— Task prompt —
Scan the records below for lines with the word "szkoleniowych", then state how many you find and nothing else.

— Raw records —

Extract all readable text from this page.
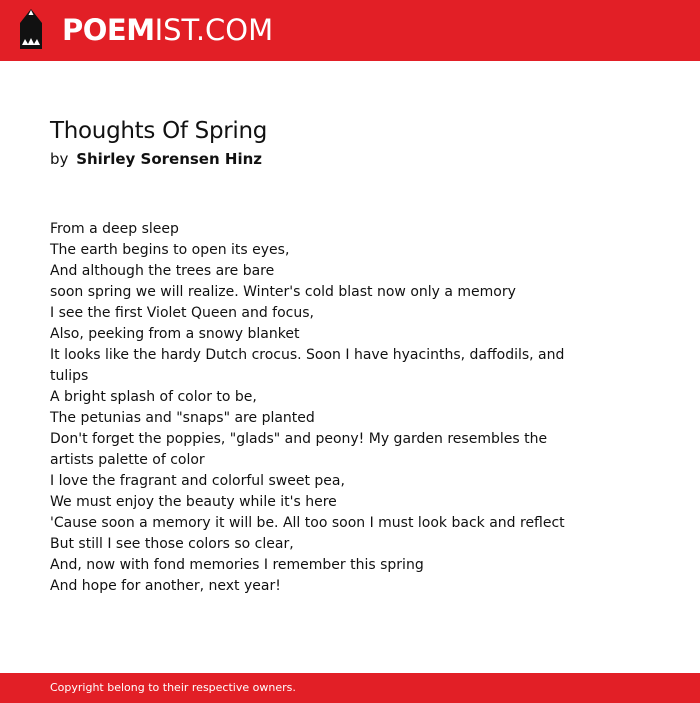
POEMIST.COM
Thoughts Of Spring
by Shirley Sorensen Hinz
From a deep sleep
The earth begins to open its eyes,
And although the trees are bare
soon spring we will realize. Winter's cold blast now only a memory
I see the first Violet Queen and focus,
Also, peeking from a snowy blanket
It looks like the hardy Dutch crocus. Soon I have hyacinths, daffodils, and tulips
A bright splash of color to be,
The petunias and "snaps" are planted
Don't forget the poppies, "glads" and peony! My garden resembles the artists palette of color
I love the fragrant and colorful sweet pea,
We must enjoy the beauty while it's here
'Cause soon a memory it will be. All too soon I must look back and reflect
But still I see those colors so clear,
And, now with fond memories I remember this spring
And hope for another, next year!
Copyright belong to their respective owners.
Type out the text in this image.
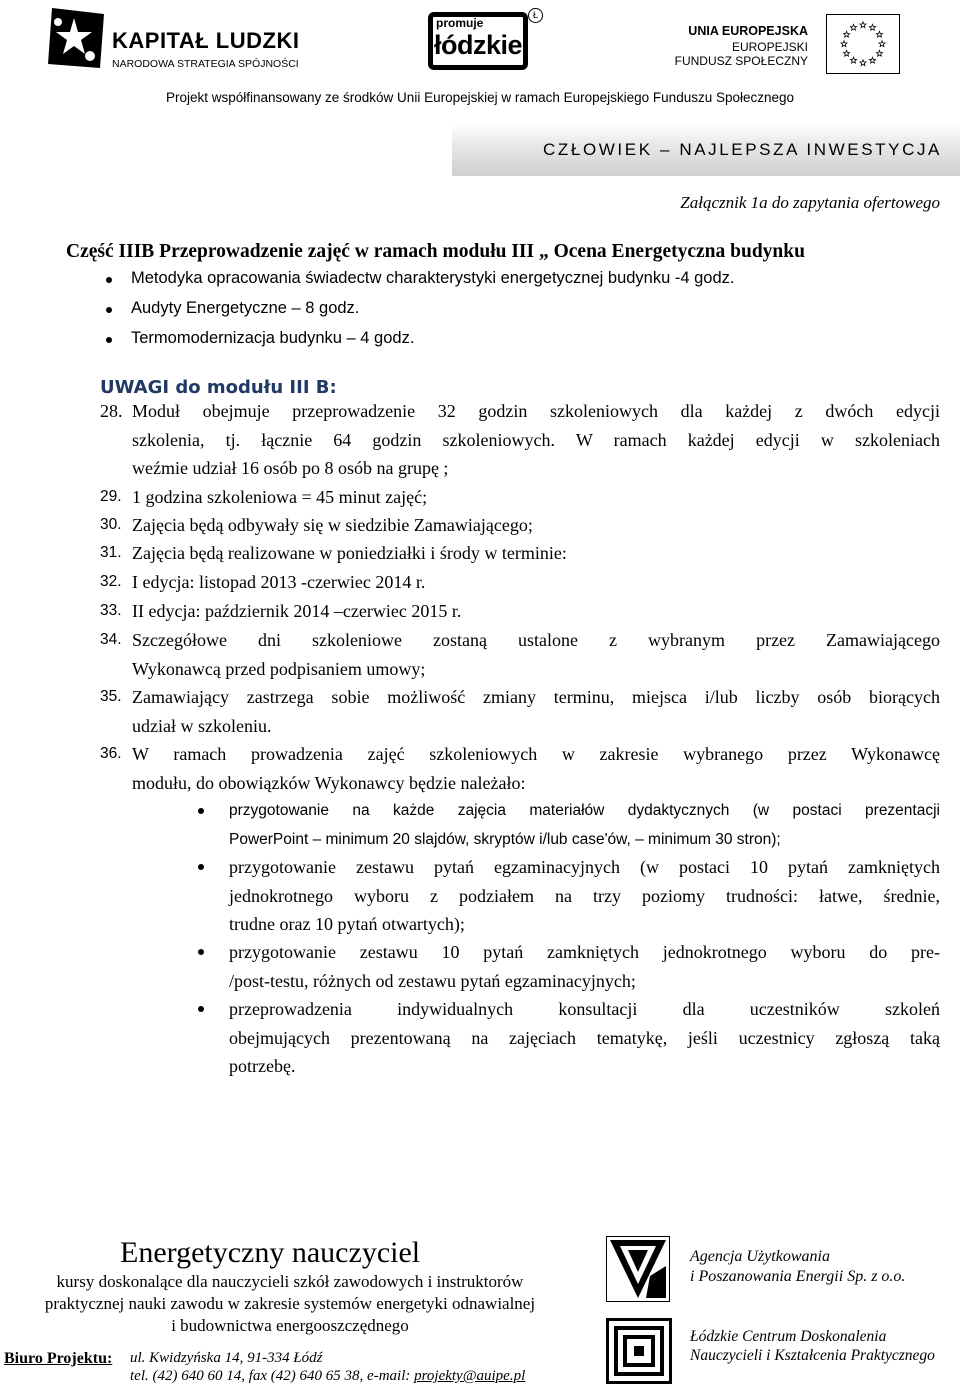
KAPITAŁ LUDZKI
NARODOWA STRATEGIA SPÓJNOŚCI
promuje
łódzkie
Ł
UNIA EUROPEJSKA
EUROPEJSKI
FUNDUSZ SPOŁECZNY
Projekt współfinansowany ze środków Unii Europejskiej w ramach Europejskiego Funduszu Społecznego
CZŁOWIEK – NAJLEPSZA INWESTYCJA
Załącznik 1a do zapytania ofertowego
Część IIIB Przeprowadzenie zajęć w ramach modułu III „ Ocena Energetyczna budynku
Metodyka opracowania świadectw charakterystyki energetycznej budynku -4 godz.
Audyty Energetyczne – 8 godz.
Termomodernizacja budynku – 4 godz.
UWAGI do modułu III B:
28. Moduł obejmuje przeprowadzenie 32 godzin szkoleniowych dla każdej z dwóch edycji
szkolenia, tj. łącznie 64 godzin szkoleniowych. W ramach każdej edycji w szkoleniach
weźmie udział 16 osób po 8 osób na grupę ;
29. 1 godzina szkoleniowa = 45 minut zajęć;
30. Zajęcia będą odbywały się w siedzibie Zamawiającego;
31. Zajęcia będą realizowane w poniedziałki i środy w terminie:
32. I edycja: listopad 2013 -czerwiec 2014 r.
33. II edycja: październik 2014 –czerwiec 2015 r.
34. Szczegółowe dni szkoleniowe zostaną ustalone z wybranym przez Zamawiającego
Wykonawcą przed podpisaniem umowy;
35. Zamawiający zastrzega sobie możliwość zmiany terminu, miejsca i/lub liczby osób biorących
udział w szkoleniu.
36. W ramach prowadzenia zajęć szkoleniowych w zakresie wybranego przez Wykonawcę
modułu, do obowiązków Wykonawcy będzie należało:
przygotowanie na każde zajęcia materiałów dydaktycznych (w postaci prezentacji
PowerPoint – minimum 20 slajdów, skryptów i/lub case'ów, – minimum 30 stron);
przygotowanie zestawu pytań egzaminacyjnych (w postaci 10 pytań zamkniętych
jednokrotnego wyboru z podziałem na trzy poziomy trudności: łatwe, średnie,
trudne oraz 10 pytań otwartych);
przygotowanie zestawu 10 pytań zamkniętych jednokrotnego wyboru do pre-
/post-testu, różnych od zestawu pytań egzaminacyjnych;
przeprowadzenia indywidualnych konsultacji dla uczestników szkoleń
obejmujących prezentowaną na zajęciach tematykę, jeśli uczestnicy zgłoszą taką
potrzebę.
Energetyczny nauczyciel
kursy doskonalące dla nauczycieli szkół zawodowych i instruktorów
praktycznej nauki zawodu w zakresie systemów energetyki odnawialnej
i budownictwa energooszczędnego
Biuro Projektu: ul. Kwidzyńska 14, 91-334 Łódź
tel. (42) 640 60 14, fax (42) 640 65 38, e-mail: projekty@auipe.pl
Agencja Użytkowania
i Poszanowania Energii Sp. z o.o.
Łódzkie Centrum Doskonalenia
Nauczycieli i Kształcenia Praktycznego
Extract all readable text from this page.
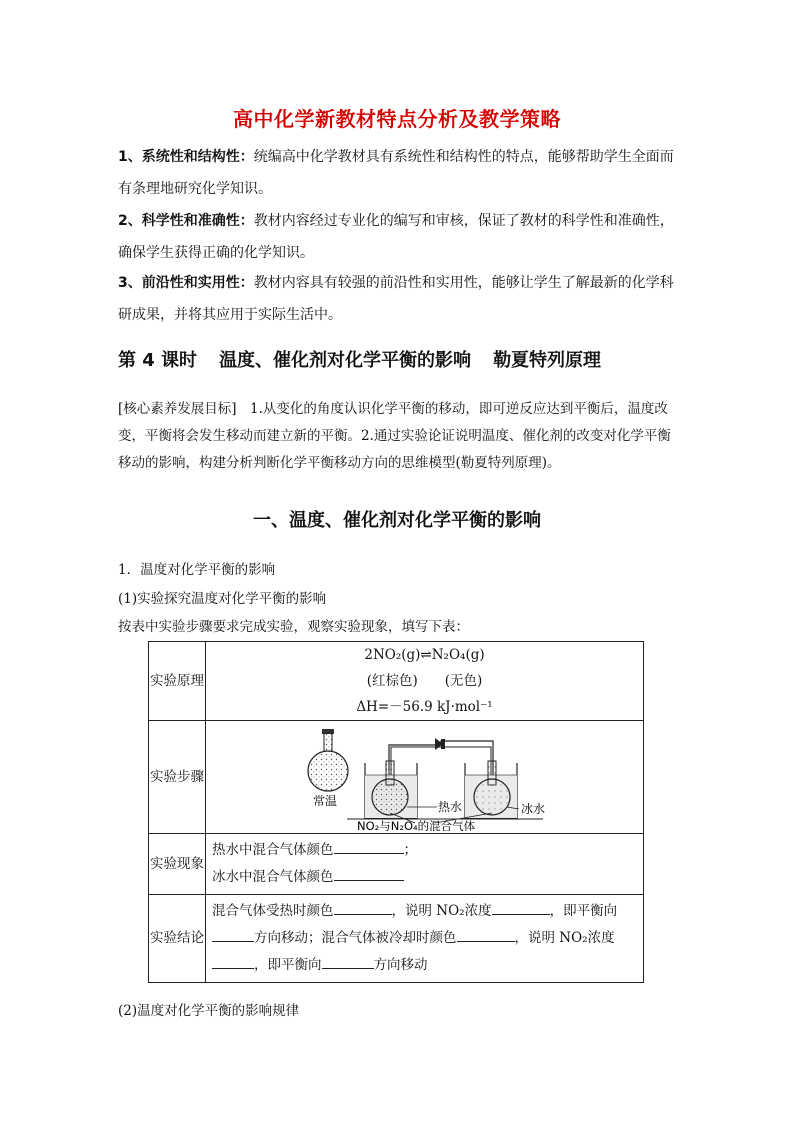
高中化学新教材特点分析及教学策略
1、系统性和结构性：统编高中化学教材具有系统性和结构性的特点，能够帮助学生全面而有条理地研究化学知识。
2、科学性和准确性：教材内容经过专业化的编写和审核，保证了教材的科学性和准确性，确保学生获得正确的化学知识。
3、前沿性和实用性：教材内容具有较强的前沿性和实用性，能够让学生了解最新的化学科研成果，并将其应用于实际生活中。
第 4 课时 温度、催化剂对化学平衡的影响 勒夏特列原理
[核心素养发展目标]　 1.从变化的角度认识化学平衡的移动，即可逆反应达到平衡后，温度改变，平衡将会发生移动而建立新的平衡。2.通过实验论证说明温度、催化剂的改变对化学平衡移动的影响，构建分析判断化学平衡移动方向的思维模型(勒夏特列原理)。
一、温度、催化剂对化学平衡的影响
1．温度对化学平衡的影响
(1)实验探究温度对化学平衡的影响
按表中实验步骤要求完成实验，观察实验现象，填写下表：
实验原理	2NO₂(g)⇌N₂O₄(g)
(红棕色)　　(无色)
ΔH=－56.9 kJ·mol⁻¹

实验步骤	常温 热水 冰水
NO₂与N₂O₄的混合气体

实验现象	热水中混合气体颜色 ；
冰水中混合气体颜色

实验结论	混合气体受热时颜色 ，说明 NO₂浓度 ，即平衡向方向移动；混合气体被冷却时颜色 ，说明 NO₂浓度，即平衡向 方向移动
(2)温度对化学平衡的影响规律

--

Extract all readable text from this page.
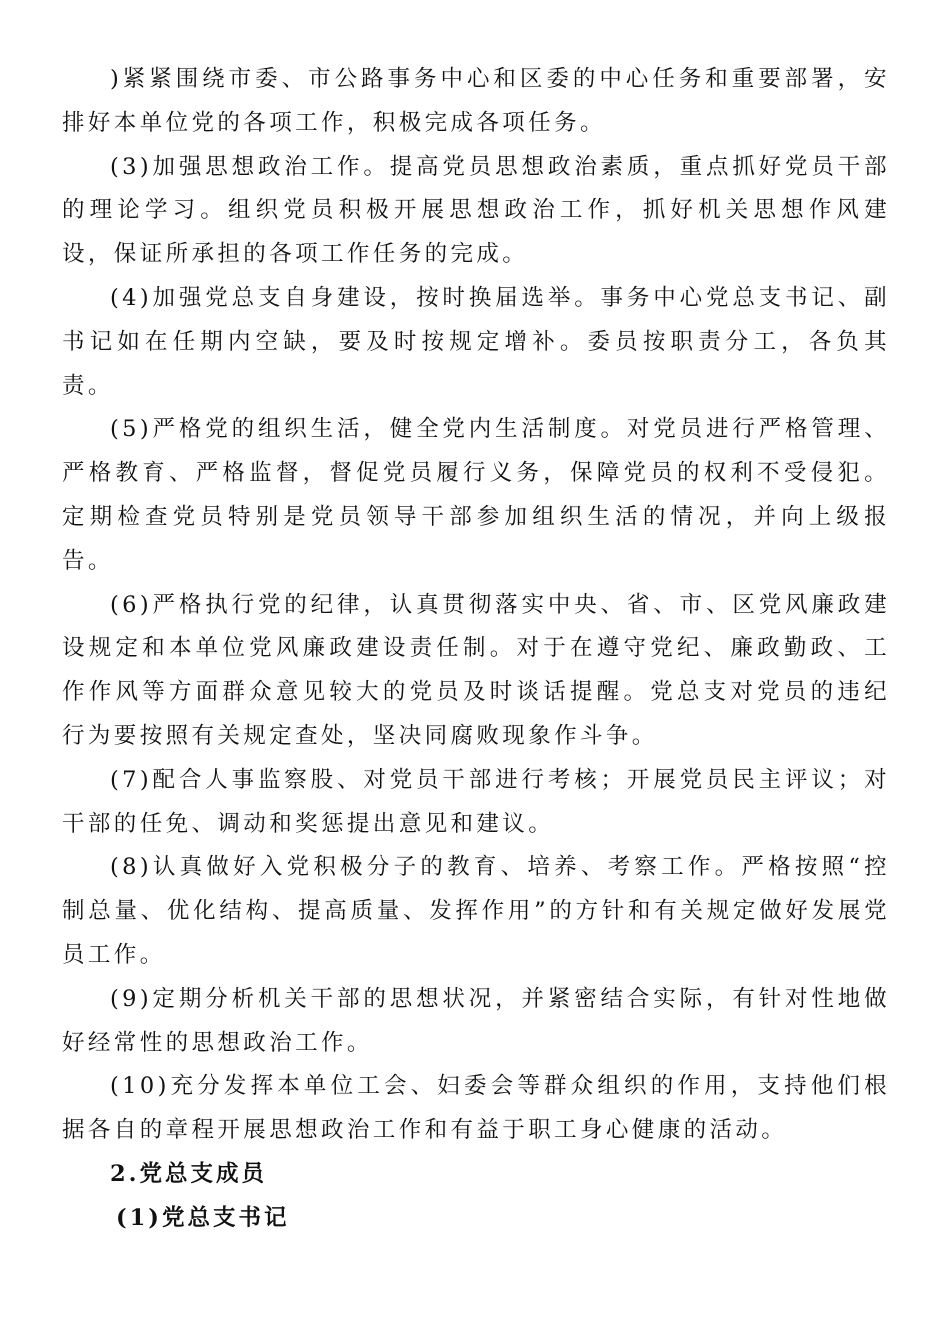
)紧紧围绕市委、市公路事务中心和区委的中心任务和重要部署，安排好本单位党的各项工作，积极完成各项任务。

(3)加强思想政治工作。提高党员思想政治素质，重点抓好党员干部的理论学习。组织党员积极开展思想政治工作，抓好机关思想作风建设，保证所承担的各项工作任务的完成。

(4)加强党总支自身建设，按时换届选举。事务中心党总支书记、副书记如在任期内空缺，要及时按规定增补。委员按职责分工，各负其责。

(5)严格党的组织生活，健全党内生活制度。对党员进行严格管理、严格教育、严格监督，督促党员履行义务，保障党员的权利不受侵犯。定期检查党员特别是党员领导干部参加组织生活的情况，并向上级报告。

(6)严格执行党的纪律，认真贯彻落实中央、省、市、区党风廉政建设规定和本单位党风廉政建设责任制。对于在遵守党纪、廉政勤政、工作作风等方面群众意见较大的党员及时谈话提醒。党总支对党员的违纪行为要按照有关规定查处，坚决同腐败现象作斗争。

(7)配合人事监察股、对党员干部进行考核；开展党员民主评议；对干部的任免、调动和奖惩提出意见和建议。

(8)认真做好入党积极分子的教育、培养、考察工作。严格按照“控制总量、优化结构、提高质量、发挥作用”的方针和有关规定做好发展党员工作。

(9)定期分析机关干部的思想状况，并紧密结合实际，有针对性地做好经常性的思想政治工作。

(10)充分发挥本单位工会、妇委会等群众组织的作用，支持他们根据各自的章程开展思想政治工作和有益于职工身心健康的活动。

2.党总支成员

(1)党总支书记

— The completed task —
3